What is asked: Every line of the records below should be restated exactly.

Data items

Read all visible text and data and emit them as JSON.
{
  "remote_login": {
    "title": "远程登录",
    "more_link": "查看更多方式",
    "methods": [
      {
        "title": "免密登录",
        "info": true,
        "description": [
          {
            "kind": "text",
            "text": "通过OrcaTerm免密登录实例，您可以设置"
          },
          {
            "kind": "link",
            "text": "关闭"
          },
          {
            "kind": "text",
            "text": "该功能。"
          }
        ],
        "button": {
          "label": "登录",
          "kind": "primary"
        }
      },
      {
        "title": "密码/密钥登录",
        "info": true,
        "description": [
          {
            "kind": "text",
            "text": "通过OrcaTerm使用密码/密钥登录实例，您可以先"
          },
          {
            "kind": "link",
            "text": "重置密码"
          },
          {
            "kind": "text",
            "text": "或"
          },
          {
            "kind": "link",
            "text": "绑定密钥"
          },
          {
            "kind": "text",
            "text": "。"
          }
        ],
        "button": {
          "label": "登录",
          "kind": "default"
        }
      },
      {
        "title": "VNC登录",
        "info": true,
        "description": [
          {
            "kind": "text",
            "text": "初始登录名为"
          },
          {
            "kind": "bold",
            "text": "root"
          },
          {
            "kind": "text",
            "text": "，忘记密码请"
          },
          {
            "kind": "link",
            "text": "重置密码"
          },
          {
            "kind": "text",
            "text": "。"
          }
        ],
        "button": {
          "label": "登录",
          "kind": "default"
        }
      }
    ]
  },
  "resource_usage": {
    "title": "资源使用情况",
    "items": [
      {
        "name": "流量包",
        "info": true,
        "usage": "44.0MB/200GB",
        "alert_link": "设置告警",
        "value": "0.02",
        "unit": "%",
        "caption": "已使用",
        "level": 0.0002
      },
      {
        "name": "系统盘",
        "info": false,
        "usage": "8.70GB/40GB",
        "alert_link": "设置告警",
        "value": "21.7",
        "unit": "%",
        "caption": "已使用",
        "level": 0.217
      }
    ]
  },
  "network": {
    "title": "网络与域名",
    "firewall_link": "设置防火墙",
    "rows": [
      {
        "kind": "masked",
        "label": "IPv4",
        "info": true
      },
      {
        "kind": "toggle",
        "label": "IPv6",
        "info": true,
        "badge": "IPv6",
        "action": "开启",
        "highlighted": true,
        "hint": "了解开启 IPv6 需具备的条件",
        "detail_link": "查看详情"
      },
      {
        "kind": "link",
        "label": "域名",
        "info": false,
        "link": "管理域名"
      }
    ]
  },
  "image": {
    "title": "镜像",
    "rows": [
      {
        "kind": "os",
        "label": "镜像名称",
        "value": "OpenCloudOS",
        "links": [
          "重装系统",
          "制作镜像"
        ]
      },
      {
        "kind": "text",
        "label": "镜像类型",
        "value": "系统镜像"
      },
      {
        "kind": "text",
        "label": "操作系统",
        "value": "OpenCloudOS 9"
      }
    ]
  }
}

Correct result:
Read all visible text and data and emit them as JSON.
{
  "remote_login": {
    "title": "远程登录",
    "more_link": "查看更多方式",
    "methods": [
      {
        "title": "免密登录",
        "info": true,
        "description": [
          {
            "kind": "text",
            "text": "通过OrcaTerm免密登录实例，您可以设置"
          },
          {
            "kind": "link",
            "text": "关闭"
          },
          {
            "kind": "text",
            "text": "该功能。"
          }
        ],
        "button": {
          "label": "登录",
          "kind": "primary"
        }
      },
      {
        "title": "密码/密钥登录",
        "info": true,
        "description": [
          {
            "kind": "text",
            "text": "通过OrcaTerm使用密码/密钥登录实例，您可以先"
          },
          {
            "kind": "link",
            "text": "重置密码"
          },
          {
            "kind": "text",
            "text": "或"
          },
          {
            "kind": "link",
            "text": "绑定密钥"
          },
          {
            "kind": "text",
            "text": "。"
          }
        ],
        "button": {
          "label": "登录",
          "kind": "default"
        }
      },
      {
        "title": "VNC登录",
        "info": true,
        "description": [
          {
            "kind": "text",
            "text": "初始登录名为"
          },
          {
            "kind": "bold",
            "text": "root"
          },
          {
            "kind": "text",
            "text": "，忘记密码请"
          },
          {
            "kind": "link",
            "text": "重置密码"
          },
          {
            "kind": "text",
            "text": "。"
          }
        ],
        "button": {
          "label": "登录",
          "kind": "default"
        }
      }
    ]
  },
  "resource_usage": {
    "title": "资源使用情况",
    "items": [
      {
        "name": "流量包",
        "info": true,
        "usage": "44.0MB/200GB",
        "alert_link": "设置告警",
        "value": "0.02",
        "unit": "%",
        "caption": "已使用",
        "level": 0.0002
      },
      {
        "name": "系统盘",
        "info": false,
        "usage": "8.70GB/40GB",
        "alert_link": "设置告警",
        "value": "21.7",
        "unit": "%",
        "caption": "已使用",
        "level": 0.217
      }
    ]
  },
  "network": {
    "title": "网络与域名",
    "firewall_link": "设置防火墙",
    "rows": [
      {
        "kind": "masked",
        "label": "IPv4",
        "info": true
      },
      {
        "kind": "toggle",
        "label": "IPv6",
        "info": true,
        "badge": "IPv6",
        "action": "开启",
        "highlighted": true,
        "hint": "了解开启 IPv6 需具备的条件",
        "detail_link": "查看详情"
      },
      {
        "kind": "link",
        "label": "域名",
        "info": false,
        "link": "管理域名"
      }
    ]
  },
  "image": {
    "title": "镜像",
    "rows": [
      {
        "kind": "os",
        "label": "镜像名称",
        "value": "OpenCloudOS",
        "links": [
          "重装系统",
          "制作镜像"
        ]
      },
      {
        "kind": "text",
        "label": "镜像类型",
        "value": "系统镜像"
      },
      {
        "kind": "text",
        "label": "操作系统",
        "value": "OpenCloudOS 9"
      }
    ]
  }
}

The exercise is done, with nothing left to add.